-- Material shown start --

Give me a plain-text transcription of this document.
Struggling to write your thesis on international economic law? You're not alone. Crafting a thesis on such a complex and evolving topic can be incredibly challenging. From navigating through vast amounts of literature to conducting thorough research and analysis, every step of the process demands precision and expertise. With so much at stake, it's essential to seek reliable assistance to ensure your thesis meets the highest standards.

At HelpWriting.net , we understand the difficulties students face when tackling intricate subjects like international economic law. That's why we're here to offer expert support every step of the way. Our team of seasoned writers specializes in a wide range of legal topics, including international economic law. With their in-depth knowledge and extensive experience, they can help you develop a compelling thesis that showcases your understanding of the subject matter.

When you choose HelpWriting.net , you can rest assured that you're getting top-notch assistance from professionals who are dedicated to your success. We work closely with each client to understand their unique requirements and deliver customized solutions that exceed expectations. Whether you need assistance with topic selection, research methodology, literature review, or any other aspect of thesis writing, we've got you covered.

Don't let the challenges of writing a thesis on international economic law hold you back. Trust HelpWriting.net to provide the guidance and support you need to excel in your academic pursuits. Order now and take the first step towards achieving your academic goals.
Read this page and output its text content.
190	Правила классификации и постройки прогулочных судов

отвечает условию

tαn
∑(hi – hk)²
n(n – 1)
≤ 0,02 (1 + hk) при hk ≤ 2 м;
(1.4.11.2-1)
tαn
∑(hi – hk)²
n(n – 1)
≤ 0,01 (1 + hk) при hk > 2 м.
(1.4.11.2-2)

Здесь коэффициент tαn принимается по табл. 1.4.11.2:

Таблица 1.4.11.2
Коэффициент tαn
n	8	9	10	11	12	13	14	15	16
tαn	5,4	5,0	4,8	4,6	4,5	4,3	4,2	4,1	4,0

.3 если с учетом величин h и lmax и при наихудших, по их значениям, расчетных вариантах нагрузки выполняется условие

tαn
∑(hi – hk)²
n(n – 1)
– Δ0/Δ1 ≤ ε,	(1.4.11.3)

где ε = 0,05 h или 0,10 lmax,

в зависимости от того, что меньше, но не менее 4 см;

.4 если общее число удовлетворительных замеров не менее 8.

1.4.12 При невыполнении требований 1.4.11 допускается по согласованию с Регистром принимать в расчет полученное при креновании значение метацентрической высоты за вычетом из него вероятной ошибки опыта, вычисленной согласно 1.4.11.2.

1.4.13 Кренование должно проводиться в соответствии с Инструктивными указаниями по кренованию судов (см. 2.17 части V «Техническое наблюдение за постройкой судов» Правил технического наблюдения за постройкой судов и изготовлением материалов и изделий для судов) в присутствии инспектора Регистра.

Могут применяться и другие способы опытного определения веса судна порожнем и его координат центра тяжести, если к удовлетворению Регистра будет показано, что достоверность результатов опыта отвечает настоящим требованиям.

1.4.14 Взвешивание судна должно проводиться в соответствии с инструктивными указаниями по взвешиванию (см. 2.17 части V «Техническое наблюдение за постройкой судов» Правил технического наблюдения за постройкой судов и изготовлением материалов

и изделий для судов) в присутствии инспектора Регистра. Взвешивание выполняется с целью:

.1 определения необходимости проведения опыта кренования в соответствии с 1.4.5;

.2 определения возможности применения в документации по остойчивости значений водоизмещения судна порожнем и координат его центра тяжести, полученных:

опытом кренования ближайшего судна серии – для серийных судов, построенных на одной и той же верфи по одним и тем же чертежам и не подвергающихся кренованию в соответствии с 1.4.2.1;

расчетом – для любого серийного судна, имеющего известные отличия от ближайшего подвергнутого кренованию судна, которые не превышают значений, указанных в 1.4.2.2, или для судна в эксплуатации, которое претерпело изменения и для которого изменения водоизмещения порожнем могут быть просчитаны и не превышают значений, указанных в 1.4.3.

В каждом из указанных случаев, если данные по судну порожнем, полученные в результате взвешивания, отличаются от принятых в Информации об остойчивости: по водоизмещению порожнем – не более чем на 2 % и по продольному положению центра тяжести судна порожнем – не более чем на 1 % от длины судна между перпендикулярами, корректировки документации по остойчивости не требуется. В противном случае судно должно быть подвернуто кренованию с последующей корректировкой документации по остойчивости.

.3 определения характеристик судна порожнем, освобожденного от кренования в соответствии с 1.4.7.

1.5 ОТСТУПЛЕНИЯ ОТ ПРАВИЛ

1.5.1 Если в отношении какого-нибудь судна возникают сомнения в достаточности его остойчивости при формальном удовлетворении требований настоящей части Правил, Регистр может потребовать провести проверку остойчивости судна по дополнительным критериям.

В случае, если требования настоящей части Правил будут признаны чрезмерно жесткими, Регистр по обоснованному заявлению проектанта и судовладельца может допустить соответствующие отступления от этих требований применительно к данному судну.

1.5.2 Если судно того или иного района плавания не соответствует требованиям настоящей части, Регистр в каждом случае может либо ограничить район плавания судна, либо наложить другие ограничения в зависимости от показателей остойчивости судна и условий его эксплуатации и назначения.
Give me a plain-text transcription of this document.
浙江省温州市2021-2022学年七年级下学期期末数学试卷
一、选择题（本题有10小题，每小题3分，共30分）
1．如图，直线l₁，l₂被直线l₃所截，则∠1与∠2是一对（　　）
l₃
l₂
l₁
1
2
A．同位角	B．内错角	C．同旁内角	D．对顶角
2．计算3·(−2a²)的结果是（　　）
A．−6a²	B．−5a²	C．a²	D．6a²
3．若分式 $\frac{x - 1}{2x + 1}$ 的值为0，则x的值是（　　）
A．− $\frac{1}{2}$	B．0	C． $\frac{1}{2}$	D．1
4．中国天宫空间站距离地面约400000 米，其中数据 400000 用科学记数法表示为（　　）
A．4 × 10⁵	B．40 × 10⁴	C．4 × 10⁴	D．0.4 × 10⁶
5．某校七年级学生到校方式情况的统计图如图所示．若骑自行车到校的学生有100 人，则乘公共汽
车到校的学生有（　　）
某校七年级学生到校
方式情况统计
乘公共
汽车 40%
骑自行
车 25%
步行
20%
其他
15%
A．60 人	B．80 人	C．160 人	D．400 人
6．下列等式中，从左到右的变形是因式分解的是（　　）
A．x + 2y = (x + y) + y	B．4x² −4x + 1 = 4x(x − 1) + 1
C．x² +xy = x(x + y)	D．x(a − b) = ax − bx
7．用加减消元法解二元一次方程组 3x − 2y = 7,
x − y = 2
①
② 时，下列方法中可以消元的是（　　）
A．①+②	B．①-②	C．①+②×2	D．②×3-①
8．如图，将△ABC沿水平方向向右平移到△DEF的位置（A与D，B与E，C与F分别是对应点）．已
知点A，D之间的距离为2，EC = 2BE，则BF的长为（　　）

-- Material shown end --

Task objective: Give only the number of lines in the records that contain the string "lmax".

Result for this task: 2